| SET PROBLEM |
All entries must be repeated exactly; do not include the pictures.

Stored dataset items
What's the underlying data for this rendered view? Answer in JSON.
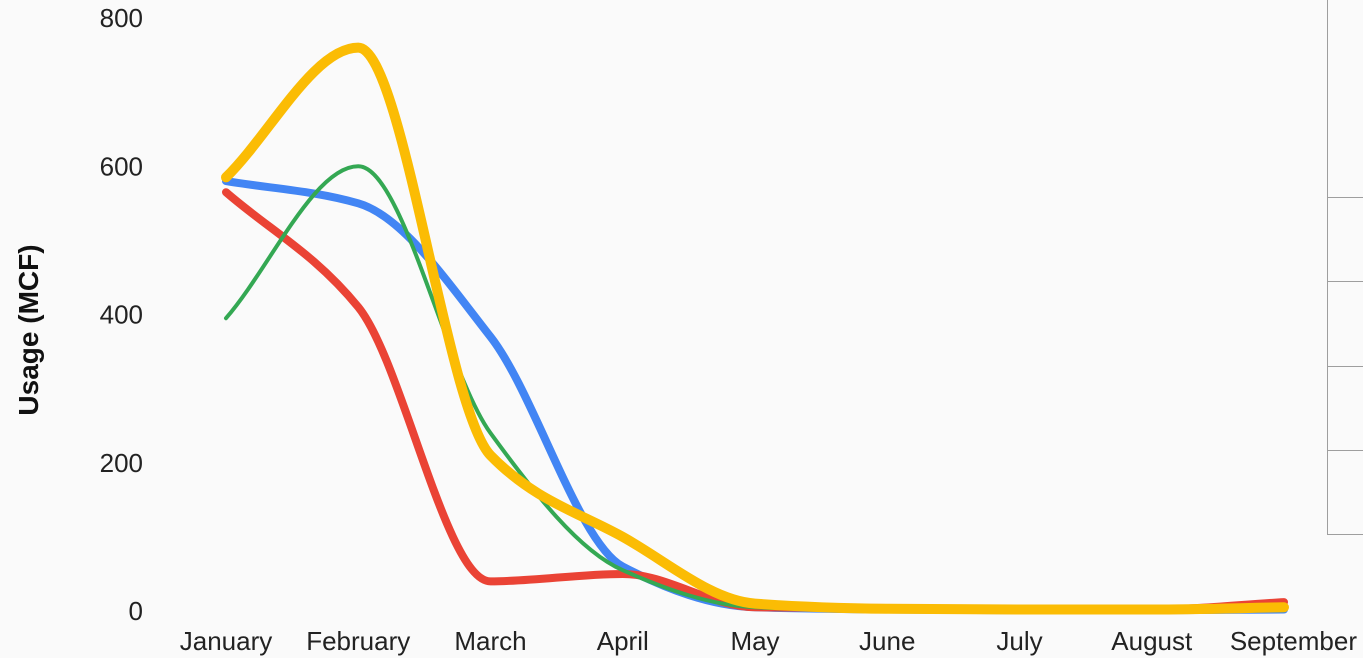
{
  "chart_data": {
    "type": "line",
    "title": "",
    "xlabel": "",
    "ylabel": "Usage (MCF)",
    "ylim": [
      0,
      800
    ],
    "yticks": [
      "0",
      "200",
      "400",
      "600",
      "800"
    ],
    "categories": [
      "January",
      "February",
      "March",
      "April",
      "May",
      "June",
      "July",
      "August",
      "September"
    ],
    "grid": false,
    "legend": "right (panel partially cut off)",
    "series": [
      {
        "color": "#4285f4",
        "values": [
          580,
          550,
          370,
          60,
          5,
          2,
          1,
          1,
          2
        ]
      },
      {
        "color": "#ea4335",
        "values": [
          565,
          410,
          40,
          50,
          5,
          4,
          2,
          2,
          12
        ]
      },
      {
        "color": "#34a853",
        "values": [
          395,
          600,
          240,
          55,
          5,
          1,
          1,
          1,
          1
        ]
      },
      {
        "color": "#fbbc04",
        "values": [
          585,
          760,
          210,
          100,
          10,
          3,
          2,
          2,
          5
        ]
      }
    ]
  }
}
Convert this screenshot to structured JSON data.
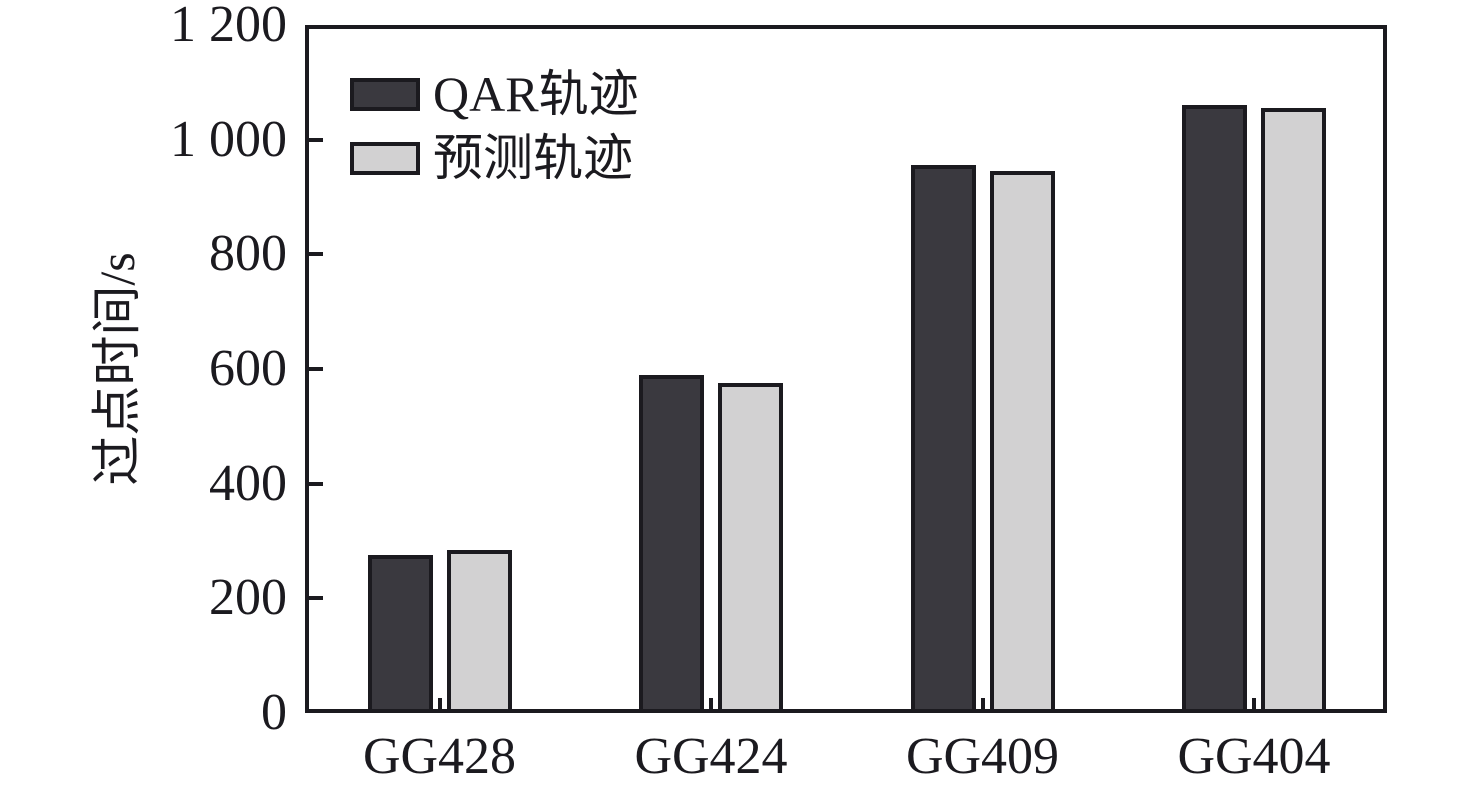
{
  "chart_data": {
    "type": "bar",
    "title": "",
    "categories": [
      "GG428",
      "GG424",
      "GG409",
      "GG404"
    ],
    "series": [
      {
        "name": "QAR轨迹",
        "color": "#3a393f",
        "values": [
          275,
          590,
          955,
          1060
        ]
      },
      {
        "name": "预测轨迹",
        "color": "#d2d1d2",
        "values": [
          285,
          575,
          945,
          1055
        ]
      }
    ],
    "xlabel": "",
    "ylabel": "过点时间/s",
    "ylim": [
      0,
      1200
    ],
    "ytick_interval": 200,
    "ytick_labels": [
      "0",
      "200",
      "400",
      "600",
      "800",
      "1 000",
      "1 200"
    ],
    "grid": false,
    "legend_position": "top-left",
    "axis_color": "#1b1a1f",
    "background_color": "#ffffff"
  }
}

| RESULT FOR THIS EXERCISE |
What's the underlying data for this rendered view? Answer in JSON.
{
  "chart_data": {
    "type": "line",
    "title": "",
    "xlabel": "",
    "ylabel": "Usage (MCF)",
    "ylim": [
      0,
      800
    ],
    "yticks": [
      "0",
      "200",
      "400",
      "600",
      "800"
    ],
    "categories": [
      "January",
      "February",
      "March",
      "April",
      "May",
      "June",
      "July",
      "August",
      "September"
    ],
    "grid": false,
    "legend": "right (panel partially cut off)",
    "series": [
      {
        "color": "#4285f4",
        "values": [
          580,
          550,
          370,
          60,
          5,
          2,
          1,
          1,
          2
        ]
      },
      {
        "color": "#ea4335",
        "values": [
          565,
          410,
          40,
          50,
          5,
          4,
          2,
          2,
          12
        ]
      },
      {
        "color": "#34a853",
        "values": [
          395,
          600,
          240,
          55,
          5,
          1,
          1,
          1,
          1
        ]
      },
      {
        "color": "#fbbc04",
        "values": [
          585,
          760,
          210,
          100,
          10,
          3,
          2,
          2,
          5
        ]
      }
    ]
  }
}
Convert this screenshot to structured JSON data.
{
  "chart_data": {
    "type": "bar",
    "title": "",
    "categories": [
      "GG428",
      "GG424",
      "GG409",
      "GG404"
    ],
    "series": [
      {
        "name": "QAR轨迹",
        "color": "#3a393f",
        "values": [
          275,
          590,
          955,
          1060
        ]
      },
      {
        "name": "预测轨迹",
        "color": "#d2d1d2",
        "values": [
          285,
          575,
          945,
          1055
        ]
      }
    ],
    "xlabel": "",
    "ylabel": "过点时间/s",
    "ylim": [
      0,
      1200
    ],
    "ytick_interval": 200,
    "ytick_labels": [
      "0",
      "200",
      "400",
      "600",
      "800",
      "1 000",
      "1 200"
    ],
    "grid": false,
    "legend_position": "top-left",
    "axis_color": "#1b1a1f",
    "background_color": "#ffffff"
  }
}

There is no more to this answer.